— What is needed —
Could you extract every entry below and reproduce it exactly?

— Supplied information —
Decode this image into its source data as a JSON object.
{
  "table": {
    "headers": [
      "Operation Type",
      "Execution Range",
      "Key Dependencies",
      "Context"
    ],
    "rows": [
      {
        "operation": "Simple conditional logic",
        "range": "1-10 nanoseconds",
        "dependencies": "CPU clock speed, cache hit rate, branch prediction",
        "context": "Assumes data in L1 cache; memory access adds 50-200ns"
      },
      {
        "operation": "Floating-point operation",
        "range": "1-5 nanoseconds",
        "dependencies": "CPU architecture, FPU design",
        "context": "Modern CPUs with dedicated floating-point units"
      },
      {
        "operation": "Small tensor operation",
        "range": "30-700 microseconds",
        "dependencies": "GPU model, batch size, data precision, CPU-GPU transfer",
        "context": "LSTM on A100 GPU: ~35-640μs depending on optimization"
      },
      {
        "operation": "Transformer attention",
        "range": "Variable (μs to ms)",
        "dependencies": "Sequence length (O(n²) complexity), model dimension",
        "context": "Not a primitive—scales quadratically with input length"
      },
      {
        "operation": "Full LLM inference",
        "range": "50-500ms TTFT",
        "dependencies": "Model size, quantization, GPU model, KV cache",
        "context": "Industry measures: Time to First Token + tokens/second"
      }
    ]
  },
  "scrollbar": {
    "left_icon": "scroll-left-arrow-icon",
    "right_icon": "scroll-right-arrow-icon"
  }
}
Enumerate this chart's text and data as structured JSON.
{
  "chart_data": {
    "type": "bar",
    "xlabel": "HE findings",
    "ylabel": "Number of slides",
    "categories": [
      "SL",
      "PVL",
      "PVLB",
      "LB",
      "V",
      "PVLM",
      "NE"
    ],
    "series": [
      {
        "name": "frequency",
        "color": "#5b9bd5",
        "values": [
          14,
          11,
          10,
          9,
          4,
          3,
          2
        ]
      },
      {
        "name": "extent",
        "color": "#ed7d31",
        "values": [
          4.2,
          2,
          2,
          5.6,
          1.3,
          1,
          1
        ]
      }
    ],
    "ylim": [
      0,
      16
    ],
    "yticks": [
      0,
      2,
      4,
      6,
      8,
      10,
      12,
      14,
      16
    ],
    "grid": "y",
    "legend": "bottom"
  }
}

— Finished exercise —
Decode this image into its source data as a JSON object.
{
  "table": {
    "headers": [
      "Operation Type",
      "Execution Range",
      "Key Dependencies",
      "Context"
    ],
    "rows": [
      {
        "operation": "Simple conditional logic",
        "range": "1-10 nanoseconds",
        "dependencies": "CPU clock speed, cache hit rate, branch prediction",
        "context": "Assumes data in L1 cache; memory access adds 50-200ns"
      },
      {
        "operation": "Floating-point operation",
        "range": "1-5 nanoseconds",
        "dependencies": "CPU architecture, FPU design",
        "context": "Modern CPUs with dedicated floating-point units"
      },
      {
        "operation": "Small tensor operation",
        "range": "30-700 microseconds",
        "dependencies": "GPU model, batch size, data precision, CPU-GPU transfer",
        "context": "LSTM on A100 GPU: ~35-640μs depending on optimization"
      },
      {
        "operation": "Transformer attention",
        "range": "Variable (μs to ms)",
        "dependencies": "Sequence length (O(n²) complexity), model dimension",
        "context": "Not a primitive—scales quadratically with input length"
      },
      {
        "operation": "Full LLM inference",
        "range": "50-500ms TTFT",
        "dependencies": "Model size, quantization, GPU model, KV cache",
        "context": "Industry measures: Time to First Token + tokens/second"
      }
    ]
  },
  "scrollbar": {
    "left_icon": "scroll-left-arrow-icon",
    "right_icon": "scroll-right-arrow-icon"
  }
}
Enumerate this chart's text and data as structured JSON.
{
  "chart_data": {
    "type": "bar",
    "xlabel": "HE findings",
    "ylabel": "Number of slides",
    "categories": [
      "SL",
      "PVL",
      "PVLB",
      "LB",
      "V",
      "PVLM",
      "NE"
    ],
    "series": [
      {
        "name": "frequency",
        "color": "#5b9bd5",
        "values": [
          14,
          11,
          10,
          9,
          4,
          3,
          2
        ]
      },
      {
        "name": "extent",
        "color": "#ed7d31",
        "values": [
          4.2,
          2,
          2,
          5.6,
          1.3,
          1,
          1
        ]
      }
    ],
    "ylim": [
      0,
      16
    ],
    "yticks": [
      0,
      2,
      4,
      6,
      8,
      10,
      12,
      14,
      16
    ],
    "grid": "y",
    "legend": "bottom"
  }
}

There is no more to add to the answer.